(Problem description)
Go through the entries below and tally each line holding the string "hepatocellular". Return the number only.

(Entries from a page text collection)
╔══

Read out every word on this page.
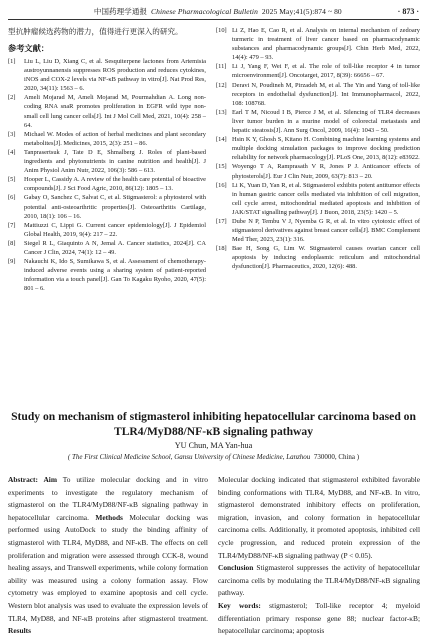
中国药理学通报 Chinese Pharmacological Bulletin 2025 May;41(5):874 ~ 80	· 873 ·
型抗肿瘤候选药物的潜力，值得进行更深入的研究。
参考文献：
[1]	Liu L, Liu D, Xiang C, et al. Sesquiterpene lactones from Artemisia austroyunnanensis suppresses ROS production and reduces cytokines, iNOS and COX-2 levels via NF-κB pathway in vitro[J]. Nat Prod Res, 2020, 34(11): 1563 – 6.
[2]	Ameli Mojarad M, Ameli Mojarad M, Pourmahdian A. Long non-coding RNA snaR promotes proliferation in EGFR wild type non-small cell lung cancer cells[J]. Int J Mol Cell Med, 2021, 10(4): 258 – 64.
[3]	Michael W. Modes of action of herbal medicines and plant secondary metabolites[J]. Medicines, 2015, 2(3): 251 – 86.
[4]	Tanprasertsuk J, Tate D E, Shmalberg J. Roles of plant-based ingredients and phytonutrients in canine nutrition and health[J]. J Anim Physiol Anim Nutr, 2022, 106(3): 586 – 613.
[5]	Hooper L, Cassidy A. A review of the health care potential of bioactive compounds[J]. J Sci Food Agric, 2010, 86(12): 1805 – 13.
[6]	Gabay O, Sanchez C, Salvat C, et al. Stigmasterol: a phytosterol with potential anti-osteoarthritic properties[J]. Osteoarthritis Cartilage, 2010, 18(1): 106 – 16.
[7]	Mattiuzzi C, Lippi G. Current cancer epidemiology[J]. J Epidemiol Global Health, 2019, 9(4): 217 – 22.
[8]	Siegel R L, Giaquinto A N, Jemal A. Cancer statistics, 2024[J]. CA Cancer J Clin, 2024, 74(1): 12 – 49.
[9]	Nakauchi K, Ido S, Sumikawa S, et al. Assessment of chemotherapy-induced adverse events using a sharing system of patient-reported information via a touch panel[J]. Gan To Kagaku Ryoho, 2020, 47(5): 801 – 6.
[10] Li Z, Hao E, Cao R, et al. Analysis on internal mechanism of zedoary turmeric in treatment of liver cancer based on pharmacodynamic substances and pharmacodynamic groups[J]. Chin Herb Med, 2022, 14(4): 479 – 93.
[11] Li J, Yang F, Wei F, et al. The role of toll-like receptor 4 in tumor microenvironment[J]. Oncotarget, 2017, 8(39): 66656 – 67.
[12] Deravi N, Poudineh M, Pirzadeh M, et al. The Yin and Yang of toll-like receptors in endothelial dysfunction[J]. Int Immunopharmacol, 2022, 108: 108768.
[13] Earl T M, Nicoud I B, Pierce J M, et al. Silencing of TLR4 decreases liver tumor burden in a murine model of colorectal metastasis and hepatic steatosis[J]. Ann Surg Oncol, 2009, 16(4): 1043 – 50.
[14] Hsin K Y, Ghosh S, Kitano H. Combining machine learning systems and multiple docking simulation packages to improve docking prediction reliability for network pharmacology[J]. PLoS One, 2013, 8(12): e83922.
[15] Woyengo T A, Ramprasath V R, Jones P J. Anticancer effects of phytosterols[J]. Eur J Clin Nutr, 2009, 63(7): 813 – 20.
[16] Li K, Yuan D, Yan R, et al. Stigmasterol exhibits potent antitumor effects in human gastric cancer cells mediated via inhibition of cell migration, cell cycle arrest, mitochondrial mediated apoptosis and inhibition of JAK/STAT signalling pathway[J]. J Buon, 2018, 23(5): 1420 – 5.
[17] Dube N P, Tembu V J, Nyemba G R, et al. In vitro cytotoxic effect of stigmasterol derivatives against breast cancer cells[J]. BMC Complement Med Ther, 2023, 23(1): 316.
[18] Bae H, Song G, Lim W. Stigmasterol causes ovarian cancer cell apoptosis by inducing endoplasmic reticulum and mitochondrial dysfunction[J]. Pharmaceutics, 2020, 12(6): 488.
Study on mechanism of stigmasterol inhibiting hepatocellular carcinoma based on TLR4/MyD88/NF-κB signaling pathway
YU Chun, MA Yan-hua
( The First Clinical Medicine School, Gansu University of Chinese Medicine, Lanzhou 730000, China )
Abstract: Aim To utilize molecular docking and in vitro experiments to investigate the regulatory mechanism of stigmasterol on the TLR4/MyD88/NF-κB signaling pathway in hepatocellular carcinoma. Methods Molecular docking was performed using AutoDock to study the binding affinity of stigmasterol with TLR4, MyD88, and NF-κB. The effects on cell proliferation and migration were assessed through CCK-8, wound healing assays, and Transwell experiments, while colony formation ability was measured using a colony formation assay. Flow cytometry was employed to examine apoptosis and cell cycle. Western blot analysis was used to evaluate the expression levels of TLR4, MyD88, and NF-κB proteins after stigmasterol treatment. Results
Molecular docking indicated that stigmasterol exhibited favorable binding conformations with TLR4, MyD88, and NF-κB. In vitro, stigmasterol demonstrated inhibitory effects on proliferation, migration, invasion, and colony formation in hepatocellular carcinoma cells. Additionally, it promoted apoptosis, inhibited cell cycle progression, and reduced protein expression of the TLR4/MyD88/NF-κB signaling pathway (P < 0.05).
Conclusion Stigmasterol suppresses the activity of hepatocellular carcinoma cells by modulating the TLR4/MyD88/NF-κB signaling pathway.
Key words: stigmasterol; Toll-like receptor 4; myeloid differentiation primary response gene 88; nuclear factor-κB; hepatocellular carcinoma; apoptosis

╚══

(Answer for the task)
5